The task: Set down every record once more, exactly as given.

-- BEGIN Material --

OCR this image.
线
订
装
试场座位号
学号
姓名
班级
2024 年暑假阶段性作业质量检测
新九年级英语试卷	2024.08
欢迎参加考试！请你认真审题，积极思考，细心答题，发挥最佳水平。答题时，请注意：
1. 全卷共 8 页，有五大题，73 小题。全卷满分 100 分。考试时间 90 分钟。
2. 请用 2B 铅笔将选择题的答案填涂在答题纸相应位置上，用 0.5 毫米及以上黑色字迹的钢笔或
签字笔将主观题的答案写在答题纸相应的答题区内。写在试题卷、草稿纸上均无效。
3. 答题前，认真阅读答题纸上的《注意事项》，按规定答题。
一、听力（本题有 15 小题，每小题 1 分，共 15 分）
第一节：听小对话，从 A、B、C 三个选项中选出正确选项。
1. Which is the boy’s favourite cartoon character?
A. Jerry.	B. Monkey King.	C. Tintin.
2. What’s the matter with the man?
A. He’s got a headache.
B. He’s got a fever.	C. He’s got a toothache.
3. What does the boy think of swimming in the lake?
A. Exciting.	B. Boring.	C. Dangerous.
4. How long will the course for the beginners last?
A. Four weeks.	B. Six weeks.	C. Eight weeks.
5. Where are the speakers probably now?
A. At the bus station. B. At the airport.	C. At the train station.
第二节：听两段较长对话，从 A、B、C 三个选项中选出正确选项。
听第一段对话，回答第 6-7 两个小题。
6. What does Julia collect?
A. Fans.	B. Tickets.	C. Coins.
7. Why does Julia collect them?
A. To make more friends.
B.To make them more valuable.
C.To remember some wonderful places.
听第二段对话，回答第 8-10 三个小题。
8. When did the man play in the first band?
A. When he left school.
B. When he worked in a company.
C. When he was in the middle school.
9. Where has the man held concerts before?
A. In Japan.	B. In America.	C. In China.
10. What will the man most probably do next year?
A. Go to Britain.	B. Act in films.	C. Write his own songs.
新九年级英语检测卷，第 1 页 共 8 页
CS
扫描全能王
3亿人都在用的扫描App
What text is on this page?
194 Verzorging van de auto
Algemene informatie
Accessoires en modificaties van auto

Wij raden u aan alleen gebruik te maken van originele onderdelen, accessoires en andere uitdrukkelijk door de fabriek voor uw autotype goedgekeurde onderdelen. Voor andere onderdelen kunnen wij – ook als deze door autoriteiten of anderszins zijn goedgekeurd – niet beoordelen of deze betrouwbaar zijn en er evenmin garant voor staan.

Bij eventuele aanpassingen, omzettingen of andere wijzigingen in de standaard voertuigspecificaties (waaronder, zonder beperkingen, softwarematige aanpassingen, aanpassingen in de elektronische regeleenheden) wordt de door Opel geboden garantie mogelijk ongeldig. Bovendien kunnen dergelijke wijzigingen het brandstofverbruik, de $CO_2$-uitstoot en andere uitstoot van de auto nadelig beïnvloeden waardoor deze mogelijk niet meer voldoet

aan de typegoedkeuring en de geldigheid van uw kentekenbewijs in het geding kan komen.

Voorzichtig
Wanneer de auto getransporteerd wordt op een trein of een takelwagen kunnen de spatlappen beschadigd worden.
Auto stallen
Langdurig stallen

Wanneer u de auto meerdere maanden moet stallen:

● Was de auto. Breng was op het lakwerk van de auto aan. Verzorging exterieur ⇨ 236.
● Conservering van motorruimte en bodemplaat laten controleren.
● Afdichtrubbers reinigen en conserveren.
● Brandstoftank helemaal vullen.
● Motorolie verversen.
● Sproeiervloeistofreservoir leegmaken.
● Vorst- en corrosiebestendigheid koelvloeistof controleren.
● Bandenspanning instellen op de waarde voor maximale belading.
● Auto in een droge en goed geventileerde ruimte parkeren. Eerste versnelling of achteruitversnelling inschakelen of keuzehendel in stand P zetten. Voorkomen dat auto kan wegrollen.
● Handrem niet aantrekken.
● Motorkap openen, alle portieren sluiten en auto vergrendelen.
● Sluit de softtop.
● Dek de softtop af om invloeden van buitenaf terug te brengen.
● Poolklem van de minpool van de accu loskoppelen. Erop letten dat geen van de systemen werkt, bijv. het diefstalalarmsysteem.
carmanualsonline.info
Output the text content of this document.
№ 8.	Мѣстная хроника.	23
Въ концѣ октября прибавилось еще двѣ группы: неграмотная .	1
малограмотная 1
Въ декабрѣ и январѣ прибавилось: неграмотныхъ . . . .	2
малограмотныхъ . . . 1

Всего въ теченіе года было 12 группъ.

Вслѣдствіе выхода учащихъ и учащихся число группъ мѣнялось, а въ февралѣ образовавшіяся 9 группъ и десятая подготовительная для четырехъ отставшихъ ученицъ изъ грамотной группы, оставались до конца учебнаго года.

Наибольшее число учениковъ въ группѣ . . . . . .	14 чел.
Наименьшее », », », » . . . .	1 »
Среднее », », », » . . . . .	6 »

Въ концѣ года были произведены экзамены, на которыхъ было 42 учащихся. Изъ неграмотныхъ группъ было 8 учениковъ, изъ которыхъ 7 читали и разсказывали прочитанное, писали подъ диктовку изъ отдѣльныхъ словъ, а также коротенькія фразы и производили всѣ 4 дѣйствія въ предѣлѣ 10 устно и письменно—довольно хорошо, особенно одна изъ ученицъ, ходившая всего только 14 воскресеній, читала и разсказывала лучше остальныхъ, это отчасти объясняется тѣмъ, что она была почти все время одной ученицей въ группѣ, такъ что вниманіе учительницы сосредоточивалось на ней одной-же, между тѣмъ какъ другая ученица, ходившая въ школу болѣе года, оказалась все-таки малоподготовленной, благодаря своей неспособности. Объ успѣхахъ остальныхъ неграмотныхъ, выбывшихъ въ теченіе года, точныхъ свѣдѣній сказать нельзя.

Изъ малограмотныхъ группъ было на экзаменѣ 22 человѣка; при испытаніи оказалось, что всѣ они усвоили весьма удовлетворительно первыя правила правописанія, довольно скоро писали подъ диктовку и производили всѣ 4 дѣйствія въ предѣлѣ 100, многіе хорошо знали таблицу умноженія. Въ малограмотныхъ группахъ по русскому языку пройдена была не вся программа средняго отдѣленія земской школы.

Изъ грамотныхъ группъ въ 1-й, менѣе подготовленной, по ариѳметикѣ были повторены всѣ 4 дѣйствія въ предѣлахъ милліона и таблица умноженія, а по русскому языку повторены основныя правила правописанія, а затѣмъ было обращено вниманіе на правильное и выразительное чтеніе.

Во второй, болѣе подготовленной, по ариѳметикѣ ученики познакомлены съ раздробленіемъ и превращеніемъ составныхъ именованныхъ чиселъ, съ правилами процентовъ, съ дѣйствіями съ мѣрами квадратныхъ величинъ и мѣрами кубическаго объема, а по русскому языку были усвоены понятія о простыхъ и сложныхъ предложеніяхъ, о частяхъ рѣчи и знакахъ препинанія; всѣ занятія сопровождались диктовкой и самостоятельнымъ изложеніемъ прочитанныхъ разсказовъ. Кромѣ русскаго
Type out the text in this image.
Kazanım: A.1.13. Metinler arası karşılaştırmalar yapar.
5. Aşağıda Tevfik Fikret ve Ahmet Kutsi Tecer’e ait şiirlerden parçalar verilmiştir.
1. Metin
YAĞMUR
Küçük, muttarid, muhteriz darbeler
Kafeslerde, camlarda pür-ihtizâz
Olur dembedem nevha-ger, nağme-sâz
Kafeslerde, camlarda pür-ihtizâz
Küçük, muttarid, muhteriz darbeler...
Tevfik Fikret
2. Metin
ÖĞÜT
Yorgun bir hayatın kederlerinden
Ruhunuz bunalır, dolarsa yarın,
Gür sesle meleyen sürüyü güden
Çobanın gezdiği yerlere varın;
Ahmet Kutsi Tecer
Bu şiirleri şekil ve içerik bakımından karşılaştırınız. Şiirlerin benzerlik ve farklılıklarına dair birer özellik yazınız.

-- END Material --

Task solution:
OCR this image.
线
订
装
试场座位号
学号
姓名
班级
2024 年暑假阶段性作业质量检测
新九年级英语试卷	2024.08
欢迎参加考试！请你认真审题，积极思考，细心答题，发挥最佳水平。答题时，请注意：
1. 全卷共 8 页，有五大题，73 小题。全卷满分 100 分。考试时间 90 分钟。
2. 请用 2B 铅笔将选择题的答案填涂在答题纸相应位置上，用 0.5 毫米及以上黑色字迹的钢笔或
签字笔将主观题的答案写在答题纸相应的答题区内。写在试题卷、草稿纸上均无效。
3. 答题前，认真阅读答题纸上的《注意事项》，按规定答题。
一、听力（本题有 15 小题，每小题 1 分，共 15 分）
第一节：听小对话，从 A、B、C 三个选项中选出正确选项。
1. Which is the boy’s favourite cartoon character?
A. Jerry.	B. Monkey King.	C. Tintin.
2. What’s the matter with the man?
A. He’s got a headache.
B. He’s got a fever.	C. He’s got a toothache.
3. What does the boy think of swimming in the lake?
A. Exciting.	B. Boring.	C. Dangerous.
4. How long will the course for the beginners last?
A. Four weeks.	B. Six weeks.	C. Eight weeks.
5. Where are the speakers probably now?
A. At the bus station. B. At the airport.	C. At the train station.
第二节：听两段较长对话，从 A、B、C 三个选项中选出正确选项。
听第一段对话，回答第 6-7 两个小题。
6. What does Julia collect?
A. Fans.	B. Tickets.	C. Coins.
7. Why does Julia collect them?
A. To make more friends.
B.To make them more valuable.
C.To remember some wonderful places.
听第二段对话，回答第 8-10 三个小题。
8. When did the man play in the first band?
A. When he left school.
B. When he worked in a company.
C. When he was in the middle school.
9. Where has the man held concerts before?
A. In Japan.	B. In America.	C. In China.
10. What will the man most probably do next year?
A. Go to Britain.	B. Act in films.	C. Write his own songs.
新九年级英语检测卷，第 1 页 共 8 页
CS
扫描全能王
3亿人都在用的扫描App
What text is on this page?
194 Verzorging van de auto
Algemene informatie
Accessoires en modificaties van auto

Wij raden u aan alleen gebruik te maken van originele onderdelen, accessoires en andere uitdrukkelijk door de fabriek voor uw autotype goedgekeurde onderdelen. Voor andere onderdelen kunnen wij – ook als deze door autoriteiten of anderszins zijn goedgekeurd – niet beoordelen of deze betrouwbaar zijn en er evenmin garant voor staan.

Bij eventuele aanpassingen, omzettingen of andere wijzigingen in de standaard voertuigspecificaties (waaronder, zonder beperkingen, softwarematige aanpassingen, aanpassingen in de elektronische regeleenheden) wordt de door Opel geboden garantie mogelijk ongeldig. Bovendien kunnen dergelijke wijzigingen het brandstofverbruik, de $CO_2$-uitstoot en andere uitstoot van de auto nadelig beïnvloeden waardoor deze mogelijk niet meer voldoet

aan de typegoedkeuring en de geldigheid van uw kentekenbewijs in het geding kan komen.

Voorzichtig
Wanneer de auto getransporteerd wordt op een trein of een takelwagen kunnen de spatlappen beschadigd worden.
Auto stallen
Langdurig stallen

Wanneer u de auto meerdere maanden moet stallen:

● Was de auto. Breng was op het lakwerk van de auto aan. Verzorging exterieur ⇨ 236.
● Conservering van motorruimte en bodemplaat laten controleren.
● Afdichtrubbers reinigen en conserveren.
● Brandstoftank helemaal vullen.
● Motorolie verversen.
● Sproeiervloeistofreservoir leegmaken.
● Vorst- en corrosiebestendigheid koelvloeistof controleren.
● Bandenspanning instellen op de waarde voor maximale belading.
● Auto in een droge en goed geventileerde ruimte parkeren. Eerste versnelling of achteruitversnelling inschakelen of keuzehendel in stand P zetten. Voorkomen dat auto kan wegrollen.
● Handrem niet aantrekken.
● Motorkap openen, alle portieren sluiten en auto vergrendelen.
● Sluit de softtop.
● Dek de softtop af om invloeden van buitenaf terug te brengen.
● Poolklem van de minpool van de accu loskoppelen. Erop letten dat geen van de systemen werkt, bijv. het diefstalalarmsysteem.
carmanualsonline.info
Output the text content of this document.
№ 8.	Мѣстная хроника.	23
Въ концѣ октября прибавилось еще двѣ группы: неграмотная .	1
малограмотная 1
Въ декабрѣ и январѣ прибавилось: неграмотныхъ . . . .	2
малограмотныхъ . . . 1

Всего въ теченіе года было 12 группъ.

Вслѣдствіе выхода учащихъ и учащихся число группъ мѣнялось, а въ февралѣ образовавшіяся 9 группъ и десятая подготовительная для четырехъ отставшихъ ученицъ изъ грамотной группы, оставались до конца учебнаго года.

Наибольшее число учениковъ въ группѣ . . . . . .	14 чел.
Наименьшее », », », » . . . .	1 »
Среднее », », », » . . . . .	6 »

Въ концѣ года были произведены экзамены, на которыхъ было 42 учащихся. Изъ неграмотныхъ группъ было 8 учениковъ, изъ которыхъ 7 читали и разсказывали прочитанное, писали подъ диктовку изъ отдѣльныхъ словъ, а также коротенькія фразы и производили всѣ 4 дѣйствія въ предѣлѣ 10 устно и письменно—довольно хорошо, особенно одна изъ ученицъ, ходившая всего только 14 воскресеній, читала и разсказывала лучше остальныхъ, это отчасти объясняется тѣмъ, что она была почти все время одной ученицей въ группѣ, такъ что вниманіе учительницы сосредоточивалось на ней одной-же, между тѣмъ какъ другая ученица, ходившая въ школу болѣе года, оказалась все-таки малоподготовленной, благодаря своей неспособности. Объ успѣхахъ остальныхъ неграмотныхъ, выбывшихъ въ теченіе года, точныхъ свѣдѣній сказать нельзя.

Изъ малограмотныхъ группъ было на экзаменѣ 22 человѣка; при испытаніи оказалось, что всѣ они усвоили весьма удовлетворительно первыя правила правописанія, довольно скоро писали подъ диктовку и производили всѣ 4 дѣйствія въ предѣлѣ 100, многіе хорошо знали таблицу умноженія. Въ малограмотныхъ группахъ по русскому языку пройдена была не вся программа средняго отдѣленія земской школы.

Изъ грамотныхъ группъ въ 1-й, менѣе подготовленной, по ариѳметикѣ были повторены всѣ 4 дѣйствія въ предѣлахъ милліона и таблица умноженія, а по русскому языку повторены основныя правила правописанія, а затѣмъ было обращено вниманіе на правильное и выразительное чтеніе.

Во второй, болѣе подготовленной, по ариѳметикѣ ученики познакомлены съ раздробленіемъ и превращеніемъ составныхъ именованныхъ чиселъ, съ правилами процентовъ, съ дѣйствіями съ мѣрами квадратныхъ величинъ и мѣрами кубическаго объема, а по русскому языку были усвоены понятія о простыхъ и сложныхъ предложеніяхъ, о частяхъ рѣчи и знакахъ препинанія; всѣ занятія сопровождались диктовкой и самостоятельнымъ изложеніемъ прочитанныхъ разсказовъ. Кромѣ русскаго
Type out the text in this image.
Kazanım: A.1.13. Metinler arası karşılaştırmalar yapar.
5. Aşağıda Tevfik Fikret ve Ahmet Kutsi Tecer’e ait şiirlerden parçalar verilmiştir.
1. Metin
YAĞMUR
Küçük, muttarid, muhteriz darbeler
Kafeslerde, camlarda pür-ihtizâz
Olur dembedem nevha-ger, nağme-sâz
Kafeslerde, camlarda pür-ihtizâz
Küçük, muttarid, muhteriz darbeler...
Tevfik Fikret
2. Metin
ÖĞÜT
Yorgun bir hayatın kederlerinden
Ruhunuz bunalır, dolarsa yarın,
Gür sesle meleyen sürüyü güden
Çobanın gezdiği yerlere varın;
Ahmet Kutsi Tecer
Bu şiirleri şekil ve içerik bakımından karşılaştırınız. Şiirlerin benzerlik ve farklılıklarına dair birer özellik yazınız.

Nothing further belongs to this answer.